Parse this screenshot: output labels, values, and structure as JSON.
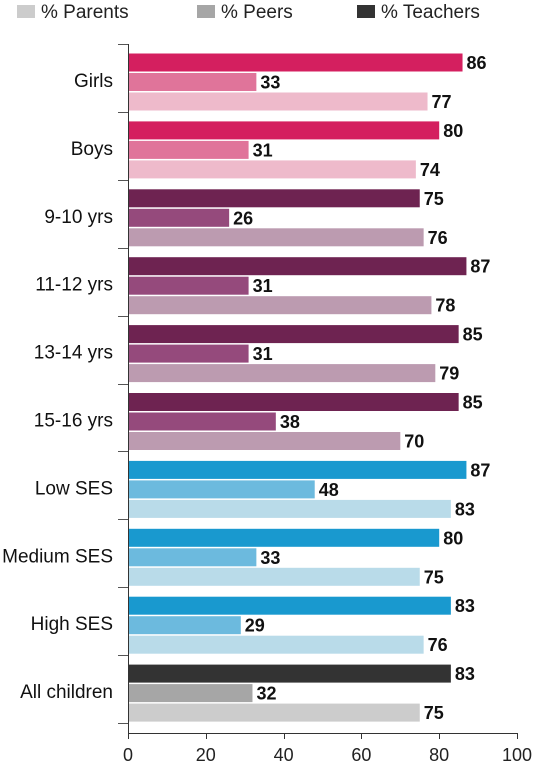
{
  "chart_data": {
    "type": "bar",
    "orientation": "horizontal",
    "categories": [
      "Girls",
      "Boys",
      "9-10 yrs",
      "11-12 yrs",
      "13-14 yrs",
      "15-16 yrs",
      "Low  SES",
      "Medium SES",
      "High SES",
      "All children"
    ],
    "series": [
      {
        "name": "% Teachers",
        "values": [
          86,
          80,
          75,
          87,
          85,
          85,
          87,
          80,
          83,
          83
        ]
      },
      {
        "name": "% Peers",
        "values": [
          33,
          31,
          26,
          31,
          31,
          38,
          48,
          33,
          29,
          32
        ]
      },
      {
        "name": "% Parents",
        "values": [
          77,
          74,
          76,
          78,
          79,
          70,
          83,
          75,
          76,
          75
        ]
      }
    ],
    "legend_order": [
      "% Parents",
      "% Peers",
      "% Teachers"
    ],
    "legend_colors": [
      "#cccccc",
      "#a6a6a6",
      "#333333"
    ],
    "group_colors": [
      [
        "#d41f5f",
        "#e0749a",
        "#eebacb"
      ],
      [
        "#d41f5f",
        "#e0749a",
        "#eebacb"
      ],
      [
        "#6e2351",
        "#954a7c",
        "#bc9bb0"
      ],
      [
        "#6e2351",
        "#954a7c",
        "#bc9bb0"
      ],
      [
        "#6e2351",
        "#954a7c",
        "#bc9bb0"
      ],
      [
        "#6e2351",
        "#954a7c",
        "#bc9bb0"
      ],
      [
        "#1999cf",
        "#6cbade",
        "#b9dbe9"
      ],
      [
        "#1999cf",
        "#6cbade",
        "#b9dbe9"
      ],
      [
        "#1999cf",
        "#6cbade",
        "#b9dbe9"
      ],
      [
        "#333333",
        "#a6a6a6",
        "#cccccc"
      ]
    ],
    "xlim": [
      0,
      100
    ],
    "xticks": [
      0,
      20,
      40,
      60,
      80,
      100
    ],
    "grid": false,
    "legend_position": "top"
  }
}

=======

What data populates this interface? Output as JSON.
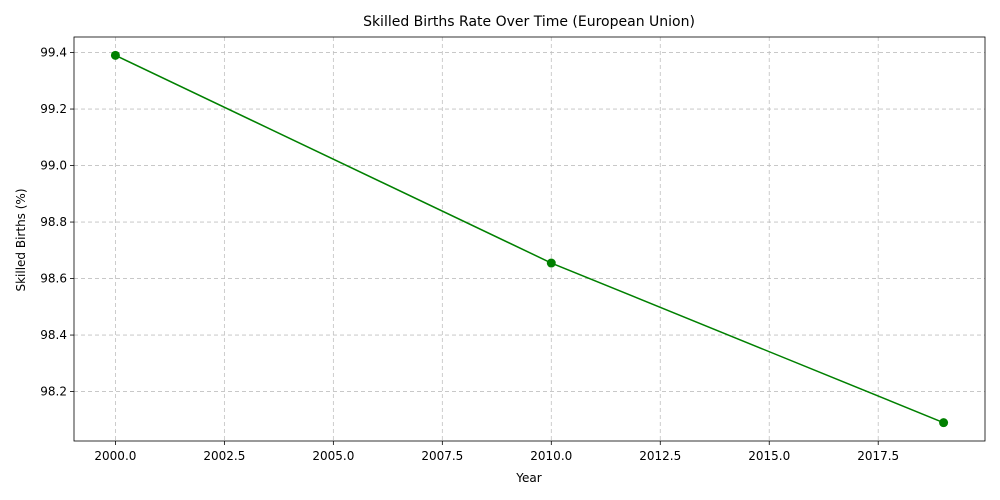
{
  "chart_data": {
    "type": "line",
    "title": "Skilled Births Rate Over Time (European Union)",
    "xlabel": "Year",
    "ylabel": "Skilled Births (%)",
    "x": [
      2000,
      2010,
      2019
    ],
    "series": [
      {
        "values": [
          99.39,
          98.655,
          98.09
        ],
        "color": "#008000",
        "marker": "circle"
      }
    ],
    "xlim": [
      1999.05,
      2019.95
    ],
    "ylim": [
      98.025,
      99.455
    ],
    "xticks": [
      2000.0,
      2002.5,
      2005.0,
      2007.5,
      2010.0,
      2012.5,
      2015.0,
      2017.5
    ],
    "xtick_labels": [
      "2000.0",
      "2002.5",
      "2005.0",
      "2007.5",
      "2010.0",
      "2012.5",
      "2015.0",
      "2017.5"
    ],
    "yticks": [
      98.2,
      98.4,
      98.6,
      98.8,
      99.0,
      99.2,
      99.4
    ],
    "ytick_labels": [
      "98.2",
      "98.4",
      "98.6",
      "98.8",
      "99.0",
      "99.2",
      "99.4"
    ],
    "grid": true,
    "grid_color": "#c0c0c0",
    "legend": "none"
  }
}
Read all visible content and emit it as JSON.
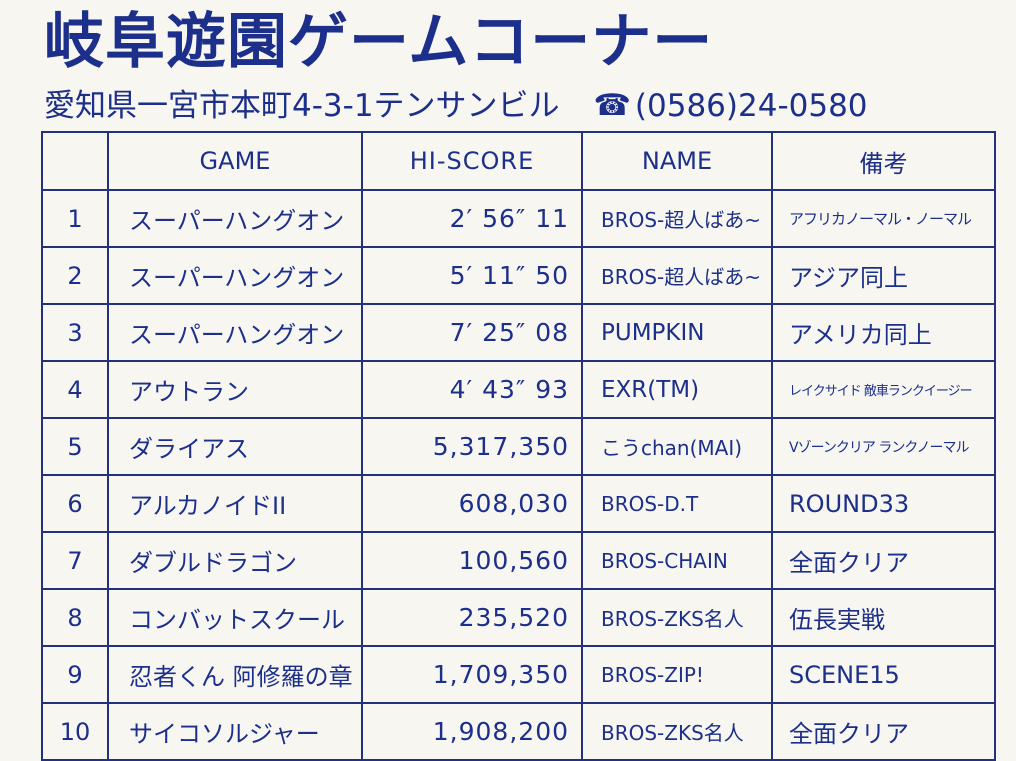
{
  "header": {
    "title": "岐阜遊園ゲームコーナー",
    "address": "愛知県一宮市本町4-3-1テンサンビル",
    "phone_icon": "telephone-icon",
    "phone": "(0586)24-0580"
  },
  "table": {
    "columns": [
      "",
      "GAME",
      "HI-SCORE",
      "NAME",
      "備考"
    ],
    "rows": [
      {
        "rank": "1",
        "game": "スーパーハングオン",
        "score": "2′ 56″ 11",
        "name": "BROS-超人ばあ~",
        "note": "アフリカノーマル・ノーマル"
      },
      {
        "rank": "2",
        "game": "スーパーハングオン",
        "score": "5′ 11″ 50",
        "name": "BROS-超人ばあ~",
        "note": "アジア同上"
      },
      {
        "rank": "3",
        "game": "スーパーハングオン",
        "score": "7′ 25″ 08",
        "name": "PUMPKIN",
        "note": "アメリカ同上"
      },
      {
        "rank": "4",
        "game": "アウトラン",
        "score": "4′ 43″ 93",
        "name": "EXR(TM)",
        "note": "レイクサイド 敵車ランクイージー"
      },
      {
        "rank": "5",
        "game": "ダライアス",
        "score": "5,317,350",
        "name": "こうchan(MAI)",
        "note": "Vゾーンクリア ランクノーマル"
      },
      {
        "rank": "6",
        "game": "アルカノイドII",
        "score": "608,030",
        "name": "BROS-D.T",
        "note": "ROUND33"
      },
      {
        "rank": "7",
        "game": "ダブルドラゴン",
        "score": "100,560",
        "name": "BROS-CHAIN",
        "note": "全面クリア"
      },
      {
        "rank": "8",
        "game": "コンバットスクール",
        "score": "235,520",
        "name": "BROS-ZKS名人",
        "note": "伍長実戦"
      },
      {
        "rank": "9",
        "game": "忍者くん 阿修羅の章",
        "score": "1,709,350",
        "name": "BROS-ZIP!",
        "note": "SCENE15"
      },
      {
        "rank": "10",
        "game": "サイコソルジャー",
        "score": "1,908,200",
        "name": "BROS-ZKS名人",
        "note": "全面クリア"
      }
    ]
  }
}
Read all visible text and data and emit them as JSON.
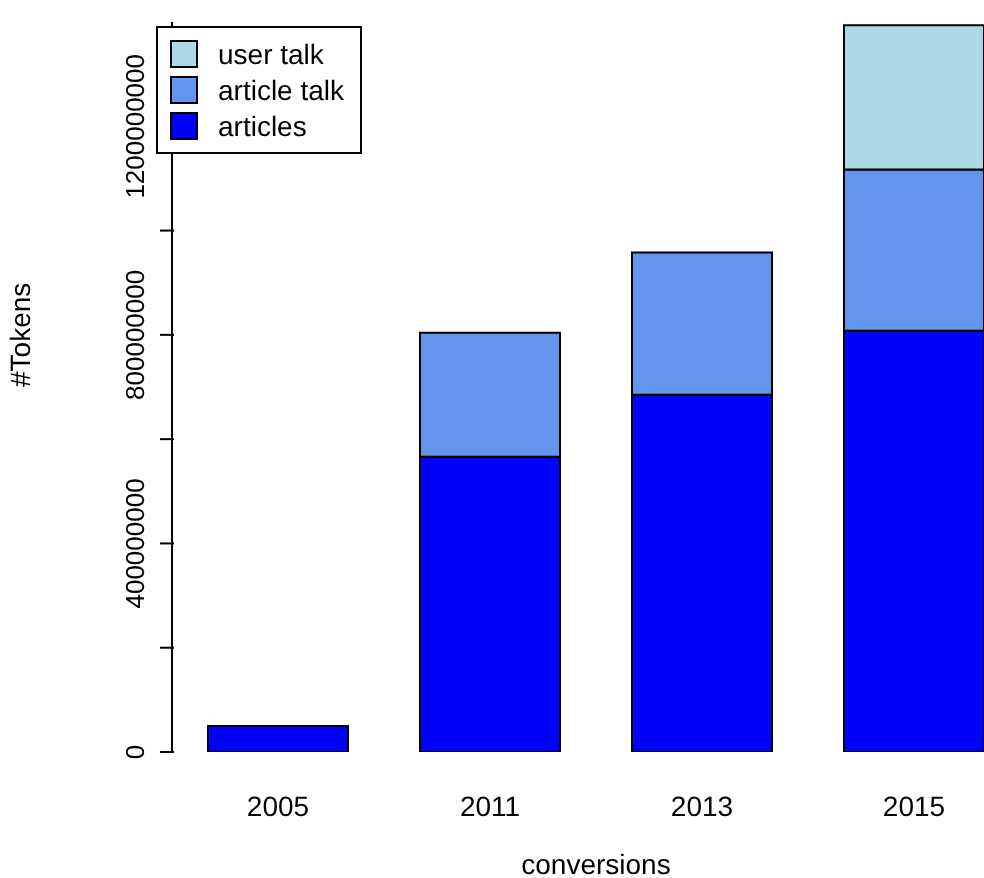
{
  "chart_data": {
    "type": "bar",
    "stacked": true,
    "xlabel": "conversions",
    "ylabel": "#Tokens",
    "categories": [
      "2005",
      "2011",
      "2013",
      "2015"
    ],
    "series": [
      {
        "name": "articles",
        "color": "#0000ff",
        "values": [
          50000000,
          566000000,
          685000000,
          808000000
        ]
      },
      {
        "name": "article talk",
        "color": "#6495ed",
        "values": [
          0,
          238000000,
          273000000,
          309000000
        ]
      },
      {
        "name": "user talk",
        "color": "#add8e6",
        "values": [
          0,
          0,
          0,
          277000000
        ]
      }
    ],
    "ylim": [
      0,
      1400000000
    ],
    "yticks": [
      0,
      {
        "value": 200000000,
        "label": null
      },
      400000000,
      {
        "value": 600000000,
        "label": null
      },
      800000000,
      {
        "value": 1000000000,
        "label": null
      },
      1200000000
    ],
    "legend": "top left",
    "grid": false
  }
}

=======

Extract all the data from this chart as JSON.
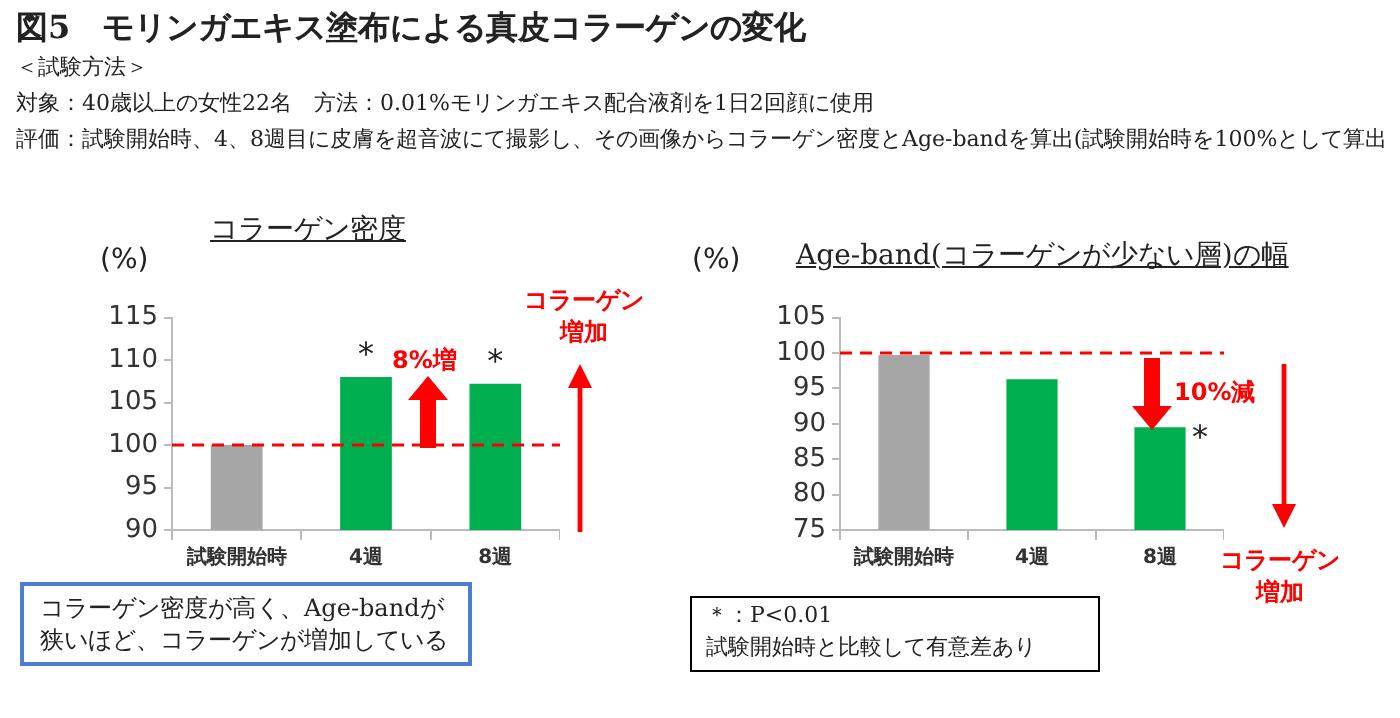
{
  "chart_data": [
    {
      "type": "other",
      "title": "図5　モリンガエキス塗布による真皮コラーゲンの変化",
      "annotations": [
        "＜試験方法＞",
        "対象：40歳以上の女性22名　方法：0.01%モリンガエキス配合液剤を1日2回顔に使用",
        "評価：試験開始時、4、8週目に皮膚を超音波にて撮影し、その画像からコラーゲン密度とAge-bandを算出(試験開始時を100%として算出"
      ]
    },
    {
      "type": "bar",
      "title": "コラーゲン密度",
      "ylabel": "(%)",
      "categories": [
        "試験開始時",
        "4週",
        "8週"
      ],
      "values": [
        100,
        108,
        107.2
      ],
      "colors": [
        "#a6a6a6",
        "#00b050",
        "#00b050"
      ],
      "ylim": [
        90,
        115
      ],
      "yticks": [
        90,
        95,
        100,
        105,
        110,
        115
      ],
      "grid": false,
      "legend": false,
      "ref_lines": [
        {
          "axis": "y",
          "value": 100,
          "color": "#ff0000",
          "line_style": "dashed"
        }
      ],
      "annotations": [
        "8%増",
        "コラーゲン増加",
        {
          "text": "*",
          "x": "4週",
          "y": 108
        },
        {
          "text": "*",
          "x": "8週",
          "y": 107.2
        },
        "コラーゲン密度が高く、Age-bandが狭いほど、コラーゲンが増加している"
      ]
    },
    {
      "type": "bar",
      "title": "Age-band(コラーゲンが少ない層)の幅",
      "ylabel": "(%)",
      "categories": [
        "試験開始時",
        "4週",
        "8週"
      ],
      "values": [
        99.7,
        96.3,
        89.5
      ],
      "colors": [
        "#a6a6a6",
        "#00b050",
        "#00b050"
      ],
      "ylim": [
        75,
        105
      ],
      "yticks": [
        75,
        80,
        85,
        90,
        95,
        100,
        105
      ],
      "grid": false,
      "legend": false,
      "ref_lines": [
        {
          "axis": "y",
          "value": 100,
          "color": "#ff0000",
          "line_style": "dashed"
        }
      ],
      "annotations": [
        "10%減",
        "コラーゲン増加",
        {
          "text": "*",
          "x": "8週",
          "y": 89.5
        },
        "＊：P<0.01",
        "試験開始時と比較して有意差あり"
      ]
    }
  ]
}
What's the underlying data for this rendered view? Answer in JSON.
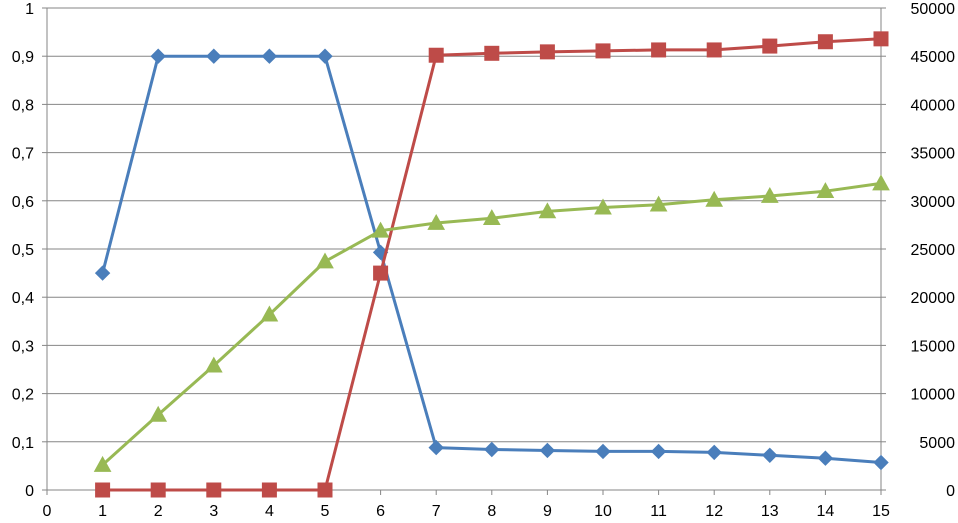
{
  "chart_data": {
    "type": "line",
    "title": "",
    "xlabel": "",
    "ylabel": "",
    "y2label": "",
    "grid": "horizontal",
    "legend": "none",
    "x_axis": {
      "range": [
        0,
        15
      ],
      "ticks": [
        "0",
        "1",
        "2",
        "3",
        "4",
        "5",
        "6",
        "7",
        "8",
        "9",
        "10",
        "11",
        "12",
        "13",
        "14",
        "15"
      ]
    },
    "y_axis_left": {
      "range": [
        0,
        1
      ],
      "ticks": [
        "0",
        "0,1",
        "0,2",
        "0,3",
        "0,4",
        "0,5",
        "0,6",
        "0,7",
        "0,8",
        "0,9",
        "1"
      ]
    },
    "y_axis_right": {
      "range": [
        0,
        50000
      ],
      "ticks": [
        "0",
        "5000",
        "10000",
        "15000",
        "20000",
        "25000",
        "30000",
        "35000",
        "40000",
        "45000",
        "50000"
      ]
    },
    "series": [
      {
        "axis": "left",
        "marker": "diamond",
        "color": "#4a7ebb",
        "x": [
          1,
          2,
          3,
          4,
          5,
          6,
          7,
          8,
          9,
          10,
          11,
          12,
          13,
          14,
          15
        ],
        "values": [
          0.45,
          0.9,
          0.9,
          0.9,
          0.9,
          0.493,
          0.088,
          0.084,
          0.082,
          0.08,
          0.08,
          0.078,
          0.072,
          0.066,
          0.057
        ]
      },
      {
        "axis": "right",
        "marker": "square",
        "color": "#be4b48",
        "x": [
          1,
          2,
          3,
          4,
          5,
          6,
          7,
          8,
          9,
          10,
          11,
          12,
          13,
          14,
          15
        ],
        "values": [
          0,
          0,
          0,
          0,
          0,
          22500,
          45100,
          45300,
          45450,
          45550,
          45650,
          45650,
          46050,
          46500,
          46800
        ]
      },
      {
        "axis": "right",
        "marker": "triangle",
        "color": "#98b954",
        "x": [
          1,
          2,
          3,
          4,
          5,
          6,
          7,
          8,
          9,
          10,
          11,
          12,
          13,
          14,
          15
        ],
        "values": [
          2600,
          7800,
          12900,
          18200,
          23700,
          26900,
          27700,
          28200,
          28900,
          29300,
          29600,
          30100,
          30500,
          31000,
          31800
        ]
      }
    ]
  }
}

=======

The request.
Return each line with "BROS".

Solution to the problem.
        "name": "BROS-超人ばあ~",
        "name": "BROS-超人ばあ~",
        "name": "BROS-D.T",
        "name": "BROS-CHAIN",
        "name": "BROS-ZKS名人",
        "name": "BROS-ZIP!",
        "name": "BROS-ZKS名人",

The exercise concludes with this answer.